%%

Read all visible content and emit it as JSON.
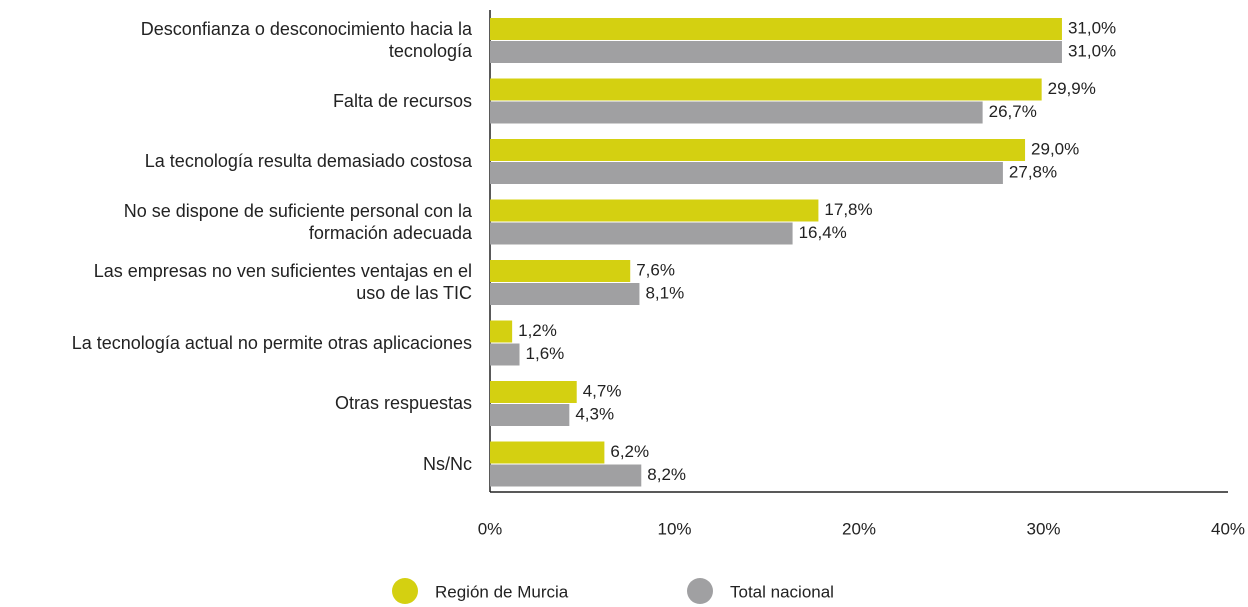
{
  "chart_data": {
    "type": "barh",
    "categories": [
      "Desconfianza o desconocimiento hacia la\ntecnología",
      "Falta de recursos",
      "La tecnología resulta demasiado costosa",
      "No se dispone de suficiente personal con la\nformación adecuada",
      "Las empresas no ven suficientes ventajas en el\nuso de las TIC",
      "La tecnología actual no permite otras aplicaciones",
      "Otras respuestas",
      "Ns/Nc"
    ],
    "series": [
      {
        "name": "Región de Murcia",
        "color": "#d4d011",
        "values": [
          31.0,
          29.9,
          29.0,
          17.8,
          7.6,
          1.2,
          4.7,
          6.2
        ],
        "value_labels": [
          "31,0%",
          "29,9%",
          "29,0%",
          "17,8%",
          "7,6%",
          "1,2%",
          "4,7%",
          "6,2%"
        ]
      },
      {
        "name": "Total nacional",
        "color": "#a0a0a2",
        "values": [
          31.0,
          26.7,
          27.8,
          16.4,
          8.1,
          1.6,
          4.3,
          8.2
        ],
        "value_labels": [
          "31,0%",
          "26,7%",
          "27,8%",
          "16,4%",
          "8,1%",
          "1,6%",
          "4,3%",
          "8,2%"
        ]
      }
    ],
    "xlim": [
      0,
      40
    ],
    "xticks": [
      {
        "value": 0,
        "label": "0%"
      },
      {
        "value": 10,
        "label": "10%"
      },
      {
        "value": 20,
        "label": "20%"
      },
      {
        "value": 30,
        "label": "30%"
      },
      {
        "value": 40,
        "label": "40%"
      }
    ],
    "legend": "bottom"
  }
}
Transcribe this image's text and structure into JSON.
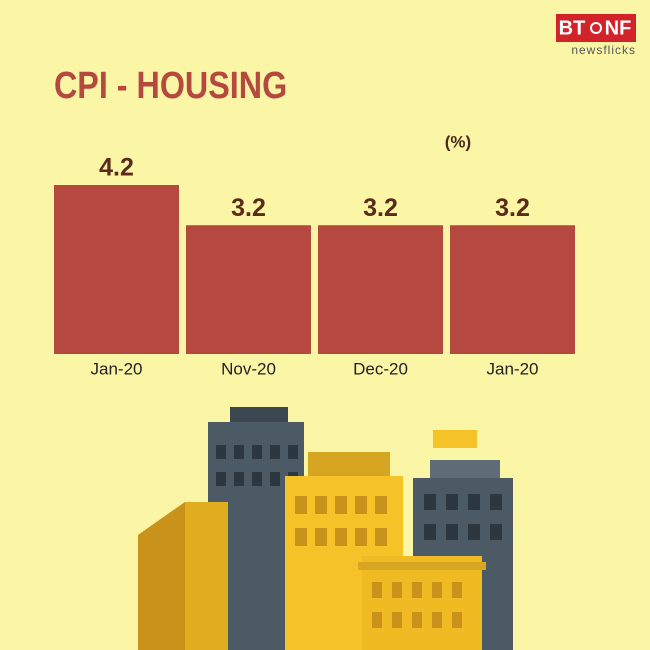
{
  "chart_data": {
    "type": "bar",
    "title": "CPI - HOUSING",
    "unit_label": "(%)",
    "categories": [
      "Jan-20",
      "Nov-20",
      "Dec-20",
      "Jan-20"
    ],
    "values": [
      4.2,
      3.2,
      3.2,
      3.2
    ],
    "color": "#b5483f"
  },
  "logo": {
    "left": "BT",
    "right": "NF",
    "tagline": "newsflicks"
  }
}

%%

▶ **Problem to solve**
Go through the entries above and output them exactly, without pictures.

▶ **Solution to the exercise**
Read all visible content and emit it as JSON.
{
  "chart_data": {
    "type": "barh",
    "categories": [
      "Desconfianza o desconocimiento hacia la\ntecnología",
      "Falta de recursos",
      "La tecnología resulta demasiado costosa",
      "No se dispone de suficiente personal con la\nformación adecuada",
      "Las empresas no ven suficientes ventajas en el\nuso de las TIC",
      "La tecnología actual no permite otras aplicaciones",
      "Otras respuestas",
      "Ns/Nc"
    ],
    "series": [
      {
        "name": "Región de Murcia",
        "color": "#d4d011",
        "values": [
          31.0,
          29.9,
          29.0,
          17.8,
          7.6,
          1.2,
          4.7,
          6.2
        ],
        "value_labels": [
          "31,0%",
          "29,9%",
          "29,0%",
          "17,8%",
          "7,6%",
          "1,2%",
          "4,7%",
          "6,2%"
        ]
      },
      {
        "name": "Total nacional",
        "color": "#a0a0a2",
        "values": [
          31.0,
          26.7,
          27.8,
          16.4,
          8.1,
          1.6,
          4.3,
          8.2
        ],
        "value_labels": [
          "31,0%",
          "26,7%",
          "27,8%",
          "16,4%",
          "8,1%",
          "1,6%",
          "4,3%",
          "8,2%"
        ]
      }
    ],
    "xlim": [
      0,
      40
    ],
    "xticks": [
      {
        "value": 0,
        "label": "0%"
      },
      {
        "value": 10,
        "label": "10%"
      },
      {
        "value": 20,
        "label": "20%"
      },
      {
        "value": 30,
        "label": "30%"
      },
      {
        "value": 40,
        "label": "40%"
      }
    ],
    "legend": "bottom"
  }
}
Transcribe this image's text and structure into JSON.
{
  "chart_data": {
    "type": "bar",
    "title": "CPI - HOUSING",
    "unit_label": "(%)",
    "categories": [
      "Jan-20",
      "Nov-20",
      "Dec-20",
      "Jan-20"
    ],
    "values": [
      4.2,
      3.2,
      3.2,
      3.2
    ],
    "color": "#b5483f"
  },
  "logo": {
    "left": "BT",
    "right": "NF",
    "tagline": "newsflicks"
  }
}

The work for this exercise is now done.